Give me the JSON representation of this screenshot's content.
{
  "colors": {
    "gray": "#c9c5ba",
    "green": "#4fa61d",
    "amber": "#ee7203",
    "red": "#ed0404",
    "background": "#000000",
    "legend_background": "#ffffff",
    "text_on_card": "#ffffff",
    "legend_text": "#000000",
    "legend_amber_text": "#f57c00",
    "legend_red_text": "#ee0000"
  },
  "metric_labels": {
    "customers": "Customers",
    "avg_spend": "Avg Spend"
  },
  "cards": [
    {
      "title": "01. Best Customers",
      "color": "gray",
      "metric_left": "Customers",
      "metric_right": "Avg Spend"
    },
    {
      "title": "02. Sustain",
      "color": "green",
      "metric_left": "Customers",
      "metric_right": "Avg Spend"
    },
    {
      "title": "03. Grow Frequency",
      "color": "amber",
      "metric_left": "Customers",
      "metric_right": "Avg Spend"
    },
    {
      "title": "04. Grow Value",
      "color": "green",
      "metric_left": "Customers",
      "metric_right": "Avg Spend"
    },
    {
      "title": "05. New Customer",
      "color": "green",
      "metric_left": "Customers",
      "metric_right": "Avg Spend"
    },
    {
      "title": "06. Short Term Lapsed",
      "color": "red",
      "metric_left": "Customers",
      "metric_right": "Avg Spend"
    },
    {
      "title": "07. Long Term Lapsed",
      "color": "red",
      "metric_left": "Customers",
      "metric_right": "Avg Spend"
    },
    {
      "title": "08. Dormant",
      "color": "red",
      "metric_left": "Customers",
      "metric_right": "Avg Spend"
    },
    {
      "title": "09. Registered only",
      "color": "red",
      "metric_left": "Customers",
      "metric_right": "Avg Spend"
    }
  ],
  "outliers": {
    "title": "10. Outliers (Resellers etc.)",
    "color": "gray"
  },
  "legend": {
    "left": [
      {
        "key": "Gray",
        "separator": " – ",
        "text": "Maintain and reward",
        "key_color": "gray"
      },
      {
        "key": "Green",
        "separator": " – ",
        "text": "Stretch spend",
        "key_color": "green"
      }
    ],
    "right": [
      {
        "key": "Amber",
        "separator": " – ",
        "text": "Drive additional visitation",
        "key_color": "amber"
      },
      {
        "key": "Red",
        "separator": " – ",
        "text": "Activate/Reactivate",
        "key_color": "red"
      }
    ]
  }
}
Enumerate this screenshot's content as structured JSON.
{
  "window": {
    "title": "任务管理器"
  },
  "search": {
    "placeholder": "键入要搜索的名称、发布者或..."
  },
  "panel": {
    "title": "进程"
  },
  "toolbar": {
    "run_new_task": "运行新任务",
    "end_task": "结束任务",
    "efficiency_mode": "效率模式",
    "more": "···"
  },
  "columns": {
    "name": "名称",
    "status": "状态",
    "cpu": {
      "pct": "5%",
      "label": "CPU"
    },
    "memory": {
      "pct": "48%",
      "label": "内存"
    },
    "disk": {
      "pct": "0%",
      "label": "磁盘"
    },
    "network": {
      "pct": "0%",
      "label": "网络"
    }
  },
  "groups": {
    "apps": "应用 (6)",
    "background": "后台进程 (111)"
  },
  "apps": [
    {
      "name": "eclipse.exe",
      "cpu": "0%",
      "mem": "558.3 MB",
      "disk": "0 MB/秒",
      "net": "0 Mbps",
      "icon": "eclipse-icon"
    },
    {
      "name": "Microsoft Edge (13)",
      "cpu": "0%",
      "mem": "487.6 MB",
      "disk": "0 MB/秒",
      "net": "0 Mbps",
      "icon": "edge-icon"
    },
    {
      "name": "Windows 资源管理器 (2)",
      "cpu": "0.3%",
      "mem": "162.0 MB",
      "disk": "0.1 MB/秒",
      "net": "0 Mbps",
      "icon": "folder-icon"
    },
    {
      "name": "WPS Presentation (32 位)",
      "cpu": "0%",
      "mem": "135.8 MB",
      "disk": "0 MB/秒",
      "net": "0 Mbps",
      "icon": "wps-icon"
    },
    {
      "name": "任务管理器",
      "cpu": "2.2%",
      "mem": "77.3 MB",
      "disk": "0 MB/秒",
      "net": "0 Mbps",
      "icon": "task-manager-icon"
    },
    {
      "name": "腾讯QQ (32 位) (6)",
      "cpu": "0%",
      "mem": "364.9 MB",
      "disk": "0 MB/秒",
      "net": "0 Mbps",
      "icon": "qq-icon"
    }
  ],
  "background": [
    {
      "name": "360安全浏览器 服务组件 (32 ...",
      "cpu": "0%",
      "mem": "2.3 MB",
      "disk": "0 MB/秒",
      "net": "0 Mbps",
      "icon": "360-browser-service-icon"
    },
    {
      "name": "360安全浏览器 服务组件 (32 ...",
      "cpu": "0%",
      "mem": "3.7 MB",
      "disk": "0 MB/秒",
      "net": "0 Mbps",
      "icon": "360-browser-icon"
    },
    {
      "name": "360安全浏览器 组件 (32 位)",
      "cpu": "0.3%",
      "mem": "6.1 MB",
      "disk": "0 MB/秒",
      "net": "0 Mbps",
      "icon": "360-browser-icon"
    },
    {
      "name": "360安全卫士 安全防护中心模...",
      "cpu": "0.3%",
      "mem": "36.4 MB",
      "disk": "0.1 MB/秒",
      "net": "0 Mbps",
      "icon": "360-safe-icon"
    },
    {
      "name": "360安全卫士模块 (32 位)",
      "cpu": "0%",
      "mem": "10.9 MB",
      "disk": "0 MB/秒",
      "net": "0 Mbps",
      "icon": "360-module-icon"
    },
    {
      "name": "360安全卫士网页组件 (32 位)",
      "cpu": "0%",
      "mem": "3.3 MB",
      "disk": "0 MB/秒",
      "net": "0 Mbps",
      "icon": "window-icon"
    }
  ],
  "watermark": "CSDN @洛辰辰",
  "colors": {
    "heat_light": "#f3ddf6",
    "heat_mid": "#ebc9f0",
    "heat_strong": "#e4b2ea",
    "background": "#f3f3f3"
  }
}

**What is being asked**: Extract each entry in full and write it down exactly.

**Solution to the exercise**:
Give me the JSON representation of this screenshot's content.
{
  "colors": {
    "gray": "#c9c5ba",
    "green": "#4fa61d",
    "amber": "#ee7203",
    "red": "#ed0404",
    "background": "#000000",
    "legend_background": "#ffffff",
    "text_on_card": "#ffffff",
    "legend_text": "#000000",
    "legend_amber_text": "#f57c00",
    "legend_red_text": "#ee0000"
  },
  "metric_labels": {
    "customers": "Customers",
    "avg_spend": "Avg Spend"
  },
  "cards": [
    {
      "title": "01. Best Customers",
      "color": "gray",
      "metric_left": "Customers",
      "metric_right": "Avg Spend"
    },
    {
      "title": "02. Sustain",
      "color": "green",
      "metric_left": "Customers",
      "metric_right": "Avg Spend"
    },
    {
      "title": "03. Grow Frequency",
      "color": "amber",
      "metric_left": "Customers",
      "metric_right": "Avg Spend"
    },
    {
      "title": "04. Grow Value",
      "color": "green",
      "metric_left": "Customers",
      "metric_right": "Avg Spend"
    },
    {
      "title": "05. New Customer",
      "color": "green",
      "metric_left": "Customers",
      "metric_right": "Avg Spend"
    },
    {
      "title": "06. Short Term Lapsed",
      "color": "red",
      "metric_left": "Customers",
      "metric_right": "Avg Spend"
    },
    {
      "title": "07. Long Term Lapsed",
      "color": "red",
      "metric_left": "Customers",
      "metric_right": "Avg Spend"
    },
    {
      "title": "08. Dormant",
      "color": "red",
      "metric_left": "Customers",
      "metric_right": "Avg Spend"
    },
    {
      "title": "09. Registered only",
      "color": "red",
      "metric_left": "Customers",
      "metric_right": "Avg Spend"
    }
  ],
  "outliers": {
    "title": "10. Outliers (Resellers etc.)",
    "color": "gray"
  },
  "legend": {
    "left": [
      {
        "key": "Gray",
        "separator": " – ",
        "text": "Maintain and reward",
        "key_color": "gray"
      },
      {
        "key": "Green",
        "separator": " – ",
        "text": "Stretch spend",
        "key_color": "green"
      }
    ],
    "right": [
      {
        "key": "Amber",
        "separator": " – ",
        "text": "Drive additional visitation",
        "key_color": "amber"
      },
      {
        "key": "Red",
        "separator": " – ",
        "text": "Activate/Reactivate",
        "key_color": "red"
      }
    ]
  }
}
Enumerate this screenshot's content as structured JSON.
{
  "window": {
    "title": "任务管理器"
  },
  "search": {
    "placeholder": "键入要搜索的名称、发布者或..."
  },
  "panel": {
    "title": "进程"
  },
  "toolbar": {
    "run_new_task": "运行新任务",
    "end_task": "结束任务",
    "efficiency_mode": "效率模式",
    "more": "···"
  },
  "columns": {
    "name": "名称",
    "status": "状态",
    "cpu": {
      "pct": "5%",
      "label": "CPU"
    },
    "memory": {
      "pct": "48%",
      "label": "内存"
    },
    "disk": {
      "pct": "0%",
      "label": "磁盘"
    },
    "network": {
      "pct": "0%",
      "label": "网络"
    }
  },
  "groups": {
    "apps": "应用 (6)",
    "background": "后台进程 (111)"
  },
  "apps": [
    {
      "name": "eclipse.exe",
      "cpu": "0%",
      "mem": "558.3 MB",
      "disk": "0 MB/秒",
      "net": "0 Mbps",
      "icon": "eclipse-icon"
    },
    {
      "name": "Microsoft Edge (13)",
      "cpu": "0%",
      "mem": "487.6 MB",
      "disk": "0 MB/秒",
      "net": "0 Mbps",
      "icon": "edge-icon"
    },
    {
      "name": "Windows 资源管理器 (2)",
      "cpu": "0.3%",
      "mem": "162.0 MB",
      "disk": "0.1 MB/秒",
      "net": "0 Mbps",
      "icon": "folder-icon"
    },
    {
      "name": "WPS Presentation (32 位)",
      "cpu": "0%",
      "mem": "135.8 MB",
      "disk": "0 MB/秒",
      "net": "0 Mbps",
      "icon": "wps-icon"
    },
    {
      "name": "任务管理器",
      "cpu": "2.2%",
      "mem": "77.3 MB",
      "disk": "0 MB/秒",
      "net": "0 Mbps",
      "icon": "task-manager-icon"
    },
    {
      "name": "腾讯QQ (32 位) (6)",
      "cpu": "0%",
      "mem": "364.9 MB",
      "disk": "0 MB/秒",
      "net": "0 Mbps",
      "icon": "qq-icon"
    }
  ],
  "background": [
    {
      "name": "360安全浏览器 服务组件 (32 ...",
      "cpu": "0%",
      "mem": "2.3 MB",
      "disk": "0 MB/秒",
      "net": "0 Mbps",
      "icon": "360-browser-service-icon"
    },
    {
      "name": "360安全浏览器 服务组件 (32 ...",
      "cpu": "0%",
      "mem": "3.7 MB",
      "disk": "0 MB/秒",
      "net": "0 Mbps",
      "icon": "360-browser-icon"
    },
    {
      "name": "360安全浏览器 组件 (32 位)",
      "cpu": "0.3%",
      "mem": "6.1 MB",
      "disk": "0 MB/秒",
      "net": "0 Mbps",
      "icon": "360-browser-icon"
    },
    {
      "name": "360安全卫士 安全防护中心模...",
      "cpu": "0.3%",
      "mem": "36.4 MB",
      "disk": "0.1 MB/秒",
      "net": "0 Mbps",
      "icon": "360-safe-icon"
    },
    {
      "name": "360安全卫士模块 (32 位)",
      "cpu": "0%",
      "mem": "10.9 MB",
      "disk": "0 MB/秒",
      "net": "0 Mbps",
      "icon": "360-module-icon"
    },
    {
      "name": "360安全卫士网页组件 (32 位)",
      "cpu": "0%",
      "mem": "3.3 MB",
      "disk": "0 MB/秒",
      "net": "0 Mbps",
      "icon": "window-icon"
    }
  ],
  "watermark": "CSDN @洛辰辰",
  "colors": {
    "heat_light": "#f3ddf6",
    "heat_mid": "#ebc9f0",
    "heat_strong": "#e4b2ea",
    "background": "#f3f3f3"
  }
}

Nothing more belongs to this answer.